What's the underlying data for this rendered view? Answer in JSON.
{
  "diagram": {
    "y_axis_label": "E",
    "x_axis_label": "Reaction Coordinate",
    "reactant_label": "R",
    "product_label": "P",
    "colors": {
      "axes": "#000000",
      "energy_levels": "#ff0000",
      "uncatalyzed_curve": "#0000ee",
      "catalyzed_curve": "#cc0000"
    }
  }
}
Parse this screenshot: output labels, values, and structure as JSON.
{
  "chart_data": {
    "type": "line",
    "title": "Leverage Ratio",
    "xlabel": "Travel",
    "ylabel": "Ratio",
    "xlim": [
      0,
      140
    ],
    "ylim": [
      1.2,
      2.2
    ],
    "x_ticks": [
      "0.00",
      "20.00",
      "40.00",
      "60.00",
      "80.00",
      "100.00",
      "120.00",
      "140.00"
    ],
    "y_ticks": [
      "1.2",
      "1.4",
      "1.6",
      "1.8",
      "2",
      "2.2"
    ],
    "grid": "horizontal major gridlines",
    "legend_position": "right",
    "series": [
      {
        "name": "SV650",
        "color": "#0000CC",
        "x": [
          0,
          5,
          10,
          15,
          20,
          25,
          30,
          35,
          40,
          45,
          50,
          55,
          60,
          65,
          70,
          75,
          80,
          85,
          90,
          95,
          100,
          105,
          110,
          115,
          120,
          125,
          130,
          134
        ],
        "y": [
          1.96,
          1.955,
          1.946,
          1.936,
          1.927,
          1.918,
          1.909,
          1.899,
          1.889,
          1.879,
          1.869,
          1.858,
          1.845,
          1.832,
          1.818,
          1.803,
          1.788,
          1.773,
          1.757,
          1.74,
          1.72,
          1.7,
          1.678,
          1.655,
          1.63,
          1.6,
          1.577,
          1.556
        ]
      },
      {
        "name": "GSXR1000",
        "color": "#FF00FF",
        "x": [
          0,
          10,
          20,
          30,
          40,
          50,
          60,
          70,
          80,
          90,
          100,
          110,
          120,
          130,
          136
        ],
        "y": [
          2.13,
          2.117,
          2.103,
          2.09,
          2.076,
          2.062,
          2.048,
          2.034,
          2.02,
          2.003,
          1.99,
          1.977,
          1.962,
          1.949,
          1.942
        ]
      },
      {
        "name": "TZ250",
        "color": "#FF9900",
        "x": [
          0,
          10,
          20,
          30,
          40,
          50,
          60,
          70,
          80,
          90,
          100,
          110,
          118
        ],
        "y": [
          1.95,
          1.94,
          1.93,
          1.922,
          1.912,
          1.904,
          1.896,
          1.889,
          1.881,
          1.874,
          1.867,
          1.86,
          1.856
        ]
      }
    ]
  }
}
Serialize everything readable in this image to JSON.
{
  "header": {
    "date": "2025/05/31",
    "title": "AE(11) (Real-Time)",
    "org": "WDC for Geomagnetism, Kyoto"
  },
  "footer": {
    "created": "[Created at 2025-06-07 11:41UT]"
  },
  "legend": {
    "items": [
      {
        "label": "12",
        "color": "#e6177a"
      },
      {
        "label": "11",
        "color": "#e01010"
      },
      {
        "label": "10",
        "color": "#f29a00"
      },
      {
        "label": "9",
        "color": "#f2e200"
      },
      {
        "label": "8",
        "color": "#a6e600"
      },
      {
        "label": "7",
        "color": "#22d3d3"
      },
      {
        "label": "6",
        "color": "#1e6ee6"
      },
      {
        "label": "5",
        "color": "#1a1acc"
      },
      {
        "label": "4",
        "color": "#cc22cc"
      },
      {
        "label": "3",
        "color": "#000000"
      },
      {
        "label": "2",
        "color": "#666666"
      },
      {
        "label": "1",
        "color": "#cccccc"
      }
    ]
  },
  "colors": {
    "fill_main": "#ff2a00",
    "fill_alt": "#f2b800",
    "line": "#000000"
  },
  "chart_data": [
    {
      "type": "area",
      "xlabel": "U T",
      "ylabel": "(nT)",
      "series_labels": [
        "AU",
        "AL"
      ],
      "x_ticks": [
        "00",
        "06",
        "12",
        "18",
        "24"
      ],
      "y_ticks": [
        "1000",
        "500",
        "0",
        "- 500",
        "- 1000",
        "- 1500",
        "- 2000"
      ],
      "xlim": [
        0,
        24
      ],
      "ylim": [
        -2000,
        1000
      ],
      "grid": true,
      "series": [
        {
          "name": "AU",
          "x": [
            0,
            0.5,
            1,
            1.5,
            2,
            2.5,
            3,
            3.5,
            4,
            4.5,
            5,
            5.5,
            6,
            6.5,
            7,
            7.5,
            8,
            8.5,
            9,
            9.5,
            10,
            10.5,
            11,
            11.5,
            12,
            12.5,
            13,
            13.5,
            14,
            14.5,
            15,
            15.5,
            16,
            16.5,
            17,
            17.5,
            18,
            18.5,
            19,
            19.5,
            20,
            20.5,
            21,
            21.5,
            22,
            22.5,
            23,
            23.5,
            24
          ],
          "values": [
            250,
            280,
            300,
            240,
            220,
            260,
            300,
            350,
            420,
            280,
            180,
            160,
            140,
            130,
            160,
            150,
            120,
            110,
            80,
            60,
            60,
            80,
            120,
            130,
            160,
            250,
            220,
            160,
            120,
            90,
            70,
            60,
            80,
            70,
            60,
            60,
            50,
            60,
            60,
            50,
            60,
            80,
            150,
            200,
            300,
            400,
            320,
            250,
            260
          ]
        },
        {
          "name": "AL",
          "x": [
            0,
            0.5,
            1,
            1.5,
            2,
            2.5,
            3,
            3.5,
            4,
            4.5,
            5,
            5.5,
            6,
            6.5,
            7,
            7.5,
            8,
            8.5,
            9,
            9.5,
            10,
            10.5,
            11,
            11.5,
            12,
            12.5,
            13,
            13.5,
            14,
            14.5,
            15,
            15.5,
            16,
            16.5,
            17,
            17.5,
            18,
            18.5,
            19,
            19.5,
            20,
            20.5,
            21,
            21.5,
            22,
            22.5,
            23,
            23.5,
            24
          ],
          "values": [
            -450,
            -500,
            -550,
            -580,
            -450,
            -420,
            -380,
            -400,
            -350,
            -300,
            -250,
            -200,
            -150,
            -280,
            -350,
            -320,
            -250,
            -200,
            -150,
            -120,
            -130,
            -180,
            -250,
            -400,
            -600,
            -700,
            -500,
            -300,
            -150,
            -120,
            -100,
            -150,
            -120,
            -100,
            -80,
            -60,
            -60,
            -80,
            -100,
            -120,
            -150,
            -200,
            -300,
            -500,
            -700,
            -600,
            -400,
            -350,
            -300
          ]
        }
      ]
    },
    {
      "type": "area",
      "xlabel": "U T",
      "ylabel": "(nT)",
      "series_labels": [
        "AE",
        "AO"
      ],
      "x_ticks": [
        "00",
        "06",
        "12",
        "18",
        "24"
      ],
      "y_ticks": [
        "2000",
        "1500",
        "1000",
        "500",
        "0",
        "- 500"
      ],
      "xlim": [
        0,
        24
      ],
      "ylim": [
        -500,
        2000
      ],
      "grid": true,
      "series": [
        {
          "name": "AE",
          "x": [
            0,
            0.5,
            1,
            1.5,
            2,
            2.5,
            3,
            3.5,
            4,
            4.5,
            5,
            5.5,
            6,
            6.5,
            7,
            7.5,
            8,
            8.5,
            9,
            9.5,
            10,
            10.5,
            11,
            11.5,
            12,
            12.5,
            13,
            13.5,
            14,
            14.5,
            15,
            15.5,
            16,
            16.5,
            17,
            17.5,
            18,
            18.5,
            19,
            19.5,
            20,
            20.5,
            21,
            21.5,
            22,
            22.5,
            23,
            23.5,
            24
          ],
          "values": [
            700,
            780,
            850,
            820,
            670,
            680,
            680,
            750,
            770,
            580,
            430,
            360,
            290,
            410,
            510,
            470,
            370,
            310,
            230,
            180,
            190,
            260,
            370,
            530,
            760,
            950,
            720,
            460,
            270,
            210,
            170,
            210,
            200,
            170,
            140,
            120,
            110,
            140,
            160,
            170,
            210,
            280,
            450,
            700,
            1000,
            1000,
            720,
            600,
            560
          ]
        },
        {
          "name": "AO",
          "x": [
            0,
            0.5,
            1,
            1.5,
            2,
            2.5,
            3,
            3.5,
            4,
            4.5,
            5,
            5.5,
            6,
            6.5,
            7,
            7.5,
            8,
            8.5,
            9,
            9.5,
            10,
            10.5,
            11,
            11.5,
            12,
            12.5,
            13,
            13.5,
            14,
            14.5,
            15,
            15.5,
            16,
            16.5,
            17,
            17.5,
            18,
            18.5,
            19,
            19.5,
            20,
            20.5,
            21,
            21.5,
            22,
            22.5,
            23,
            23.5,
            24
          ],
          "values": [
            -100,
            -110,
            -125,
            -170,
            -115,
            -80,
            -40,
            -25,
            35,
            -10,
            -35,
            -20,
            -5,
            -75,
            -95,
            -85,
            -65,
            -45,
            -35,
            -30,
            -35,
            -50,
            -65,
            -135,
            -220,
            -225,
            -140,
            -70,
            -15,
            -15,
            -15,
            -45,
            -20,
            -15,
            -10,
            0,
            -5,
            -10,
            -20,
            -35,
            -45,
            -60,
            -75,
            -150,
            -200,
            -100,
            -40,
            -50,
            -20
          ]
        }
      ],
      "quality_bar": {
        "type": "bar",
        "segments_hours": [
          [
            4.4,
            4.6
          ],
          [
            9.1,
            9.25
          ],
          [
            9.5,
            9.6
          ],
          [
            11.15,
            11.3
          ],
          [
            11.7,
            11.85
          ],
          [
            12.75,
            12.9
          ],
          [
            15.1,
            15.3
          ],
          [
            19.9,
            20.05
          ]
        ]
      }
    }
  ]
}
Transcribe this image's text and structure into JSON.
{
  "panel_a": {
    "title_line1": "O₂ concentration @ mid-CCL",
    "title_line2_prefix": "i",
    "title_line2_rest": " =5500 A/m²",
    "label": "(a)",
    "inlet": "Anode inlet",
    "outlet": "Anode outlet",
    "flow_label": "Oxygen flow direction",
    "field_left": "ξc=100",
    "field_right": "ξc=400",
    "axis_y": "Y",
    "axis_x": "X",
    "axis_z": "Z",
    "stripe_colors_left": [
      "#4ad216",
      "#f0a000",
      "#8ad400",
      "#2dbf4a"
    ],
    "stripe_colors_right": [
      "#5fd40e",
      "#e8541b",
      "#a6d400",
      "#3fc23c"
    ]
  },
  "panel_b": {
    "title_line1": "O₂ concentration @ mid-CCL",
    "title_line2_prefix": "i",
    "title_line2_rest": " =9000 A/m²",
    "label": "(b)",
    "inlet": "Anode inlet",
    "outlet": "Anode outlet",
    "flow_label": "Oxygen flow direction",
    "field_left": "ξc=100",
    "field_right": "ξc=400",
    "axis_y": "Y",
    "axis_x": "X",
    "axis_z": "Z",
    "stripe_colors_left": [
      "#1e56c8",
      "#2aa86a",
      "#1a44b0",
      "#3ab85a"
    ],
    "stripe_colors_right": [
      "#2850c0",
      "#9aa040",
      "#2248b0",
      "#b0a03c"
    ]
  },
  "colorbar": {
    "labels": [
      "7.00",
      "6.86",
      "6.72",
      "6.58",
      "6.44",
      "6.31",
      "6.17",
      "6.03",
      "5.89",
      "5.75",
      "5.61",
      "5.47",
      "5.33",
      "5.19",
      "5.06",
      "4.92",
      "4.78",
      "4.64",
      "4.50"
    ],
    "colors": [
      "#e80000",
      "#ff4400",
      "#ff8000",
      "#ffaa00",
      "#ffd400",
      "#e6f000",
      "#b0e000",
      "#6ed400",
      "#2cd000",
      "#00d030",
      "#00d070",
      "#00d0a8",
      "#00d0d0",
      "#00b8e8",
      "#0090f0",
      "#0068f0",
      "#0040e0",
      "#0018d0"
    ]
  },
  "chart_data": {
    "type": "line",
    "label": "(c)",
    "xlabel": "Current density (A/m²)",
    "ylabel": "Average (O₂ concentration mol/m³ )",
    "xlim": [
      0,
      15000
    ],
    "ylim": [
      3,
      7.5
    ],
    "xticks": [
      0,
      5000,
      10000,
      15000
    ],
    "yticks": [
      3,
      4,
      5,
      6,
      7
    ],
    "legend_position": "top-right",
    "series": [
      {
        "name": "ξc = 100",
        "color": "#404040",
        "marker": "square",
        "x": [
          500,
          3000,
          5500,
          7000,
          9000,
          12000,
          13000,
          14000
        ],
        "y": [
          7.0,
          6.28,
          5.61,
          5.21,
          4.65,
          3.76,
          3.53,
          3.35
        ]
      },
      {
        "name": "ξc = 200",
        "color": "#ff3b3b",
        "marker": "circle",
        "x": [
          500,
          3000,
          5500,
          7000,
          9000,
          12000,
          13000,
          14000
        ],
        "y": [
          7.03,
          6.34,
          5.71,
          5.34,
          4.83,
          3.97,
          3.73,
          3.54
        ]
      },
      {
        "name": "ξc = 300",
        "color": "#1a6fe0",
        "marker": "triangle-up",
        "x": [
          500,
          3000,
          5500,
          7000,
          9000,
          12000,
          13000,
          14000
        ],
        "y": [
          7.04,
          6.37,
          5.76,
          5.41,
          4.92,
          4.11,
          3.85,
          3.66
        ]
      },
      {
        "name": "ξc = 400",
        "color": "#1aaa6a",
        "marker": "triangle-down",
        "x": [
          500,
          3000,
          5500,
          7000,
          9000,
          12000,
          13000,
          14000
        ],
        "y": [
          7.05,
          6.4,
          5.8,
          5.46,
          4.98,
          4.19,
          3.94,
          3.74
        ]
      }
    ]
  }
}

- - - -

* What the task requires *
Read the entries above, then pull out the lines that include "JSON".

* Response to the task *
What's the underlying data for this rendered view? Answer in JSON.
Parse this screenshot: output labels, values, and structure as JSON.
Serialize everything readable in this image to JSON.
Transcribe this image's text and structure into JSON.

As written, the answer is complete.